● Source document:

------------------------------------------------------------

Cultural competence is an approach to delivering mental health services grounded in the assumption that services are more effective when they are provided within the most relevant and meaningful cultural, gender-sensitive, and age-appropriate context for the people being served. The Surgeon General defined cultural competence in the most general terms as “the delivery of services responsive to the cultural concerns of racial and ethnic minority groups, including their languages, histories, traditions, beliefs, and values." In most cases, the term cultural competence refers to sets of guiding principles, developed to increase the ability of mental health providers, agencies, or systems to meet the needs of diverse communities, including racial and ethnic minorities.

While consumers, families, providers, policymakers, and administrators have long acknowledged the intrinsic value of cultural competence, insufficient research has been dedicated to identifying its key ingredients. Therefore, the field still struggles to define, operationalize, and measure cultural competence.

------------------------------------------------------------

● Exercise tasks:
1: Echo the passage on cultural competence, everything from "Cultural competence is" down to "and ethnic minorities.".
2: Which groups does the cultural competence passage say have long acknowledged the intrinsic value of cultural competence?

------------------------------------------------------------

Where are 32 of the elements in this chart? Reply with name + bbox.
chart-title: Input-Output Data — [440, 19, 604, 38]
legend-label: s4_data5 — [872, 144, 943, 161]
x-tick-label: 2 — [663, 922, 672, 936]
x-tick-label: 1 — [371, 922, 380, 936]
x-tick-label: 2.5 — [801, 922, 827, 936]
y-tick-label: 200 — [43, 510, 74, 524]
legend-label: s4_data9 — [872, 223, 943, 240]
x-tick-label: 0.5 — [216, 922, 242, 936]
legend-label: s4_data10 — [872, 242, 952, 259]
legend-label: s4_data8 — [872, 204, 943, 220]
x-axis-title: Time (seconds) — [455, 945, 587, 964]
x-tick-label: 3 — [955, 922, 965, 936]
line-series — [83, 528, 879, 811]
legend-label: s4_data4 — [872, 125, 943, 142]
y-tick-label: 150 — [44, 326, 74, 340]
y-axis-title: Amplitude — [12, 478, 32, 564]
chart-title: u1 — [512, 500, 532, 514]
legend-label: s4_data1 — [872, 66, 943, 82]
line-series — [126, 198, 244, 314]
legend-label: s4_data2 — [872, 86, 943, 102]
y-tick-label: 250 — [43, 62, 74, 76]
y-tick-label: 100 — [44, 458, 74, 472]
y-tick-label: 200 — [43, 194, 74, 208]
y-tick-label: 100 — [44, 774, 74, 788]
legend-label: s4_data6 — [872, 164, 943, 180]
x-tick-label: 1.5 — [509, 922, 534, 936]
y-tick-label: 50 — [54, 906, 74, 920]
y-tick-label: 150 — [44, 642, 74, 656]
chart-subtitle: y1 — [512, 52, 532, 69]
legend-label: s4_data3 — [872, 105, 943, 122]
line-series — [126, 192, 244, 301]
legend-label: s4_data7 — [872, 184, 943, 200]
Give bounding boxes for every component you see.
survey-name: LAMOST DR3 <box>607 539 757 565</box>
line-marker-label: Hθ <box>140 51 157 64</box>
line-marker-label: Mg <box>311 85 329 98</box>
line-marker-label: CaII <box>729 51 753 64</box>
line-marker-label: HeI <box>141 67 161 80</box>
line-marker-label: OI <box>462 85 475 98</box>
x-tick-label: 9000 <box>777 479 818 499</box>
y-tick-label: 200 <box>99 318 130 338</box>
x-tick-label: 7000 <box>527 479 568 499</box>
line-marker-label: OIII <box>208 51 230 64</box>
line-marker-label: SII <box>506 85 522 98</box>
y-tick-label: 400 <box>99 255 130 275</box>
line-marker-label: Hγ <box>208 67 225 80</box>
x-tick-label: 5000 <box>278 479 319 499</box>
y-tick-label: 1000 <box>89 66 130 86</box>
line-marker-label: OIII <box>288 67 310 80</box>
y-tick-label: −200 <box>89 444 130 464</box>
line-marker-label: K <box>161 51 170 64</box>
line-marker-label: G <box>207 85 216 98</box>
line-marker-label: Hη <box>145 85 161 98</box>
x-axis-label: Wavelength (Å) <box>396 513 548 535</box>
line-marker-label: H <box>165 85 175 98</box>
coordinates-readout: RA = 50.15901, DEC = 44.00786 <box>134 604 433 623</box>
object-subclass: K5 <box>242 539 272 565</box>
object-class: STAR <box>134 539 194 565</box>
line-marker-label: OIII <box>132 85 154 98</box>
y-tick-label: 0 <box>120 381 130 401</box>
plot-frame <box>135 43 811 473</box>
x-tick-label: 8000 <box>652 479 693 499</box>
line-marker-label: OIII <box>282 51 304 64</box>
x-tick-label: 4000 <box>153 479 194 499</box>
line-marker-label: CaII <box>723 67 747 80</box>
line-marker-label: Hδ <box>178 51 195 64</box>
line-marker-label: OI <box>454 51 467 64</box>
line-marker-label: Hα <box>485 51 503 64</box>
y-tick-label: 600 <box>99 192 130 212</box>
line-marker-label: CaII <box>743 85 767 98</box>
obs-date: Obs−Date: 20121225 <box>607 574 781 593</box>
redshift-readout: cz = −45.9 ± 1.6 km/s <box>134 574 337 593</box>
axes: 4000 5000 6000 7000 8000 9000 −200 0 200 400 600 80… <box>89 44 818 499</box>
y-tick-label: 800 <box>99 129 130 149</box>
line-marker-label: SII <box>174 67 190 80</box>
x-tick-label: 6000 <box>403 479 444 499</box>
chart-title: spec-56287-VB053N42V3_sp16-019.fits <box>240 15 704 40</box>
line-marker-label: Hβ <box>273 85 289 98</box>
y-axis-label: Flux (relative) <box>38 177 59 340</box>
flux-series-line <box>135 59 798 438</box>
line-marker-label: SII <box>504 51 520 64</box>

------------------------------------------------------------

● Solutions per task:
1:
Cultural competence is an approach to delivering mental health services grounded in the assumption that services are more effective when they are provided within the most relevant and meaningful cultural, gender-sensitive, and age-appropriate context for the people being served. The Surgeon General defined cultural competence in the most general terms as “the delivery of services responsive to the cultural concerns of racial and ethnic minority groups, including their languages, histories, traditions, beliefs, and values." In most cases, the term cultural competence refers to sets of guiding principles, developed to increase the ability of mental health providers, agencies, or systems to meet the needs of diverse communities, including racial and ethnic minorities.

2: Consumers, families, providers, policymakers, and administrators